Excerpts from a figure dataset
* Start *

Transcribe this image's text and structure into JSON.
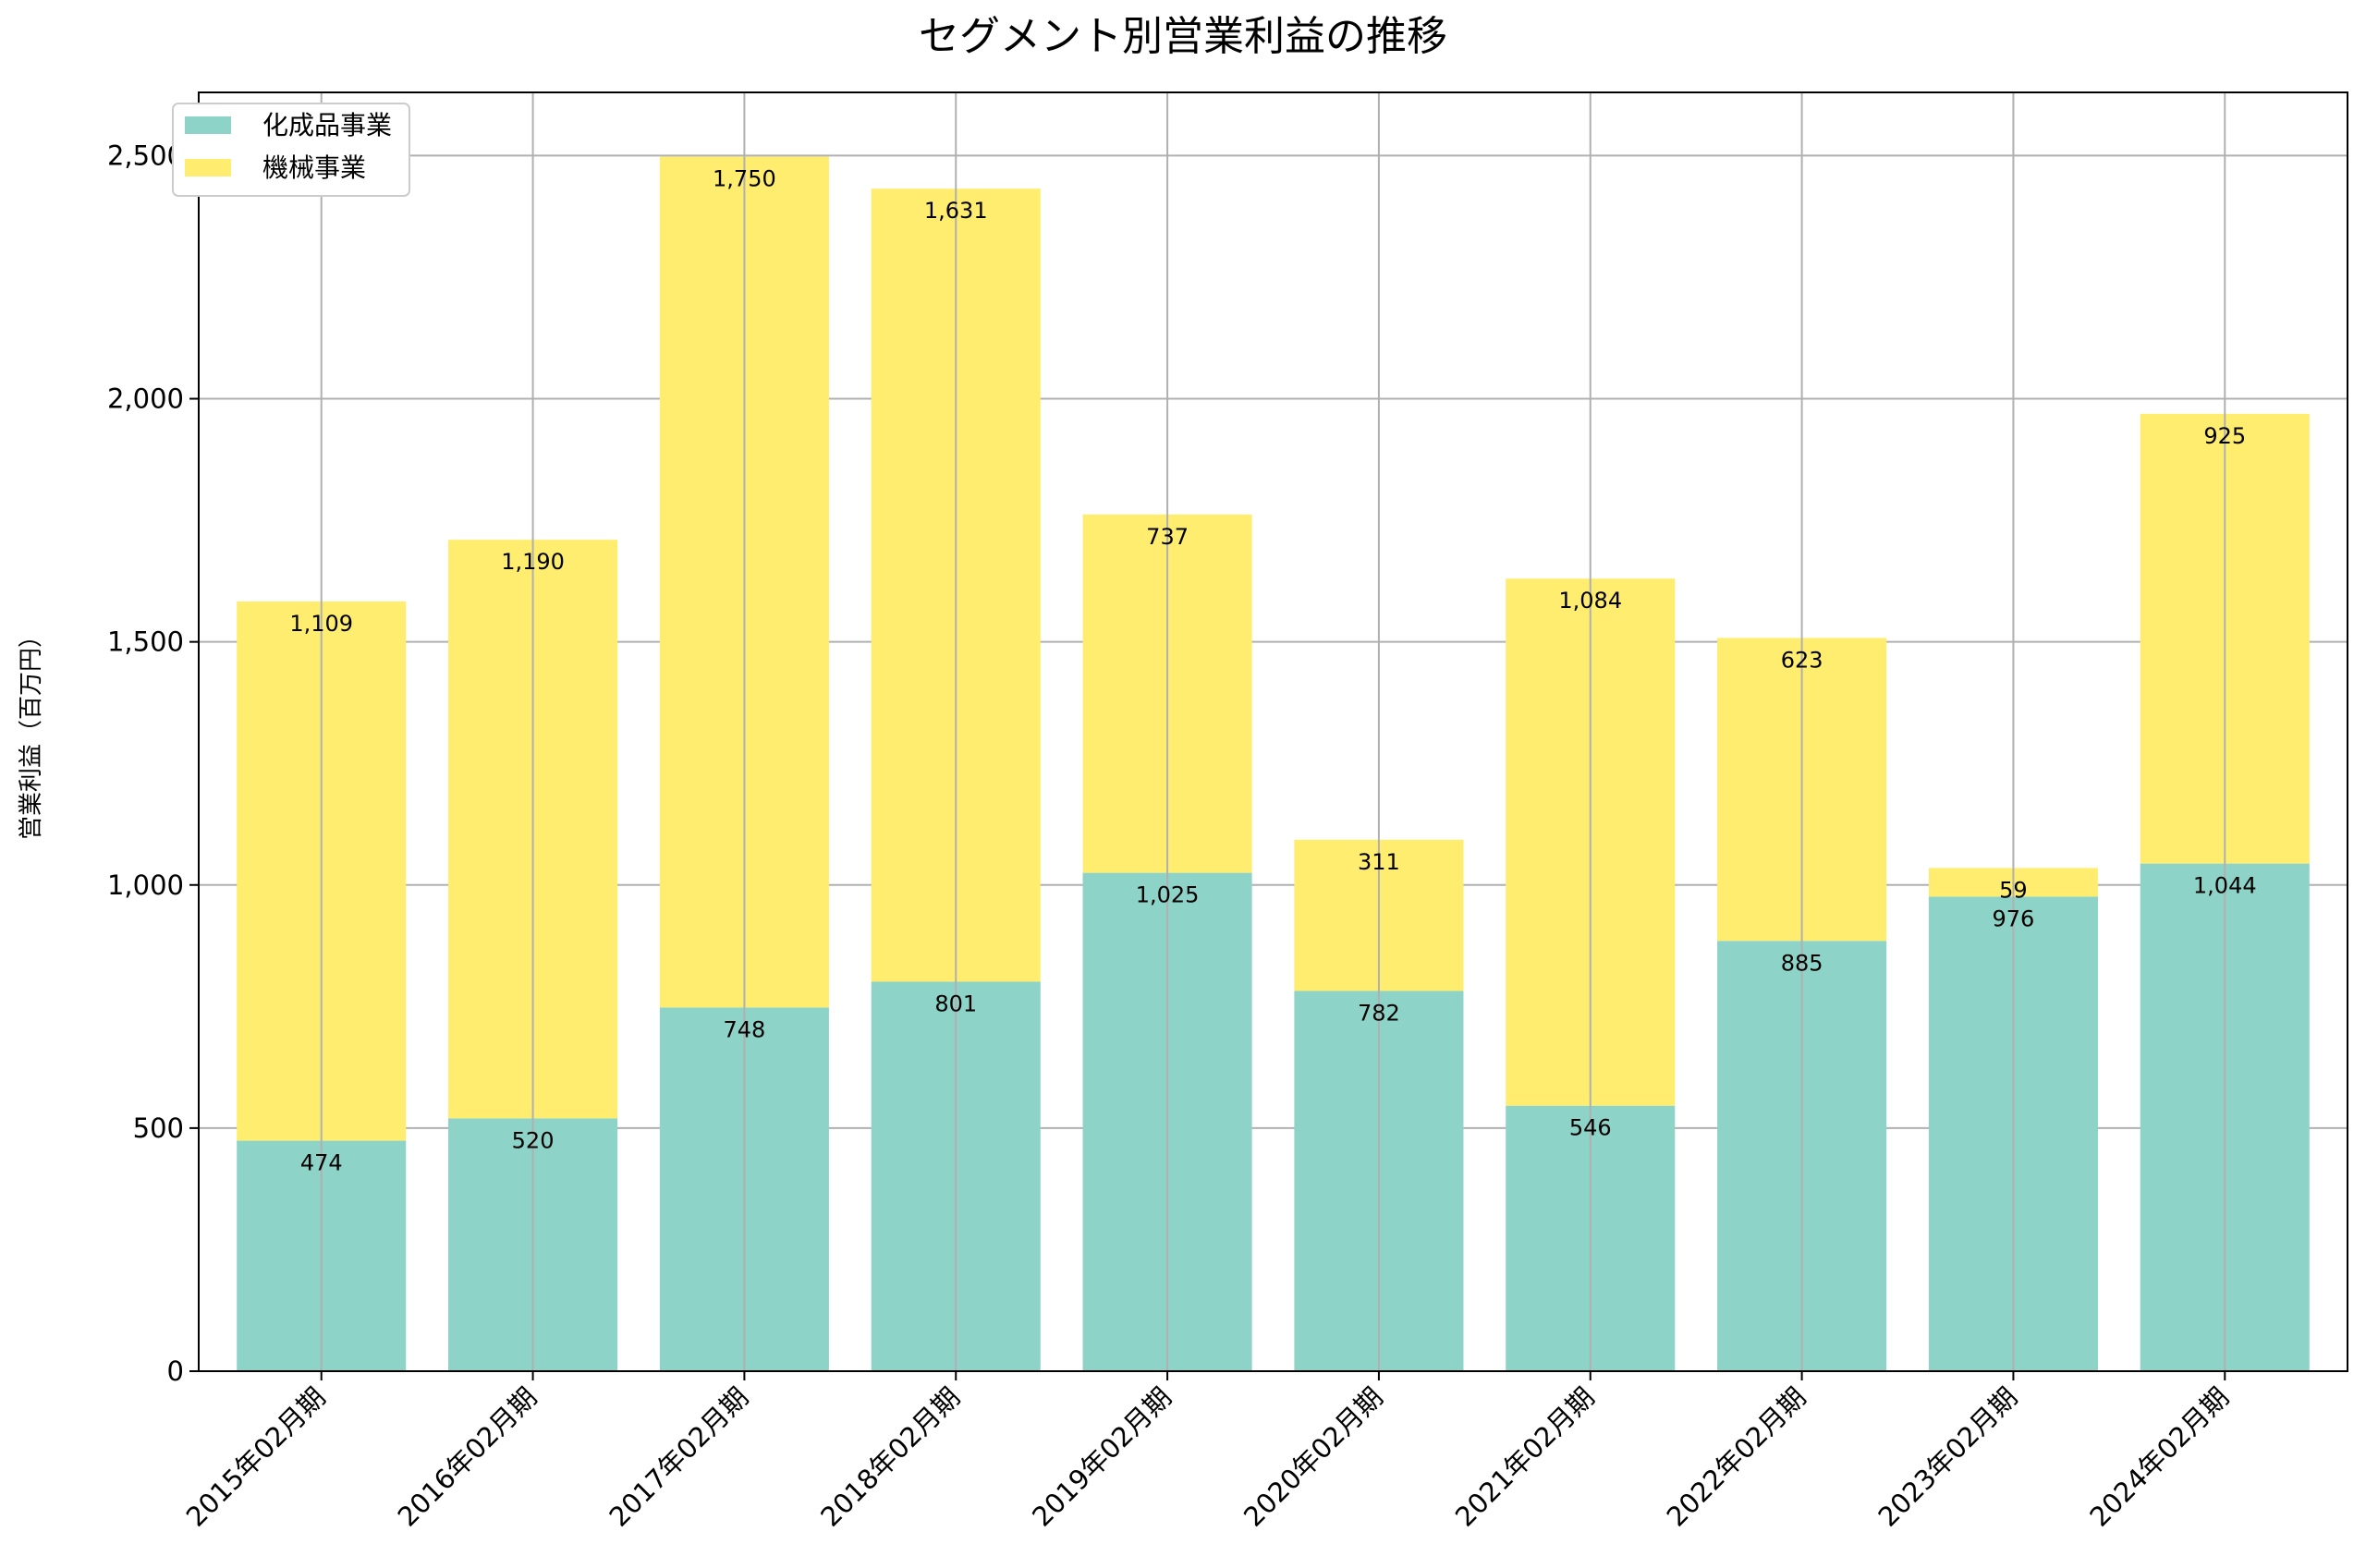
{
  "chart_data": {
    "type": "bar",
    "stacked": true,
    "title": "セグメント別営業利益の推移",
    "ylabel": "営業利益（百万円）",
    "xlabel": "",
    "categories": [
      "2015年02月期",
      "2016年02月期",
      "2017年02月期",
      "2018年02月期",
      "2019年02月期",
      "2020年02月期",
      "2021年02月期",
      "2022年02月期",
      "2023年02月期",
      "2024年02月期"
    ],
    "series": [
      {
        "name": "化成品事業",
        "color": "#8dd3c7",
        "values": [
          474,
          520,
          748,
          801,
          1025,
          782,
          546,
          885,
          976,
          1044
        ]
      },
      {
        "name": "機械事業",
        "color": "#ffed6f",
        "values": [
          1109,
          1190,
          1750,
          1631,
          737,
          311,
          1084,
          623,
          59,
          925
        ]
      }
    ],
    "ylim": [
      0,
      2630
    ],
    "yticks": [
      0,
      500,
      1000,
      1500,
      2000,
      2500
    ],
    "ytick_labels": [
      "0",
      "500",
      "1,000",
      "1,500",
      "2,000",
      "2,500"
    ],
    "grid": true,
    "legend_position": "top-left"
  }
}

* End *

• _PROBLEM STATEMENT_:
Each line of the material must be retyped exactly, except that images are omitted.

• _FINISHED ANSWER_:
Transcribe this image's text and structure into JSON.
{
  "chart_data": {
    "type": "bar",
    "stacked": true,
    "title": "セグメント別営業利益の推移",
    "ylabel": "営業利益（百万円）",
    "xlabel": "",
    "categories": [
      "2015年02月期",
      "2016年02月期",
      "2017年02月期",
      "2018年02月期",
      "2019年02月期",
      "2020年02月期",
      "2021年02月期",
      "2022年02月期",
      "2023年02月期",
      "2024年02月期"
    ],
    "series": [
      {
        "name": "化成品事業",
        "color": "#8dd3c7",
        "values": [
          474,
          520,
          748,
          801,
          1025,
          782,
          546,
          885,
          976,
          1044
        ]
      },
      {
        "name": "機械事業",
        "color": "#ffed6f",
        "values": [
          1109,
          1190,
          1750,
          1631,
          737,
          311,
          1084,
          623,
          59,
          925
        ]
      }
    ],
    "ylim": [
      0,
      2630
    ],
    "yticks": [
      0,
      500,
      1000,
      1500,
      2000,
      2500
    ],
    "ytick_labels": [
      "0",
      "500",
      "1,000",
      "1,500",
      "2,000",
      "2,500"
    ],
    "grid": true,
    "legend_position": "top-left"
  }
}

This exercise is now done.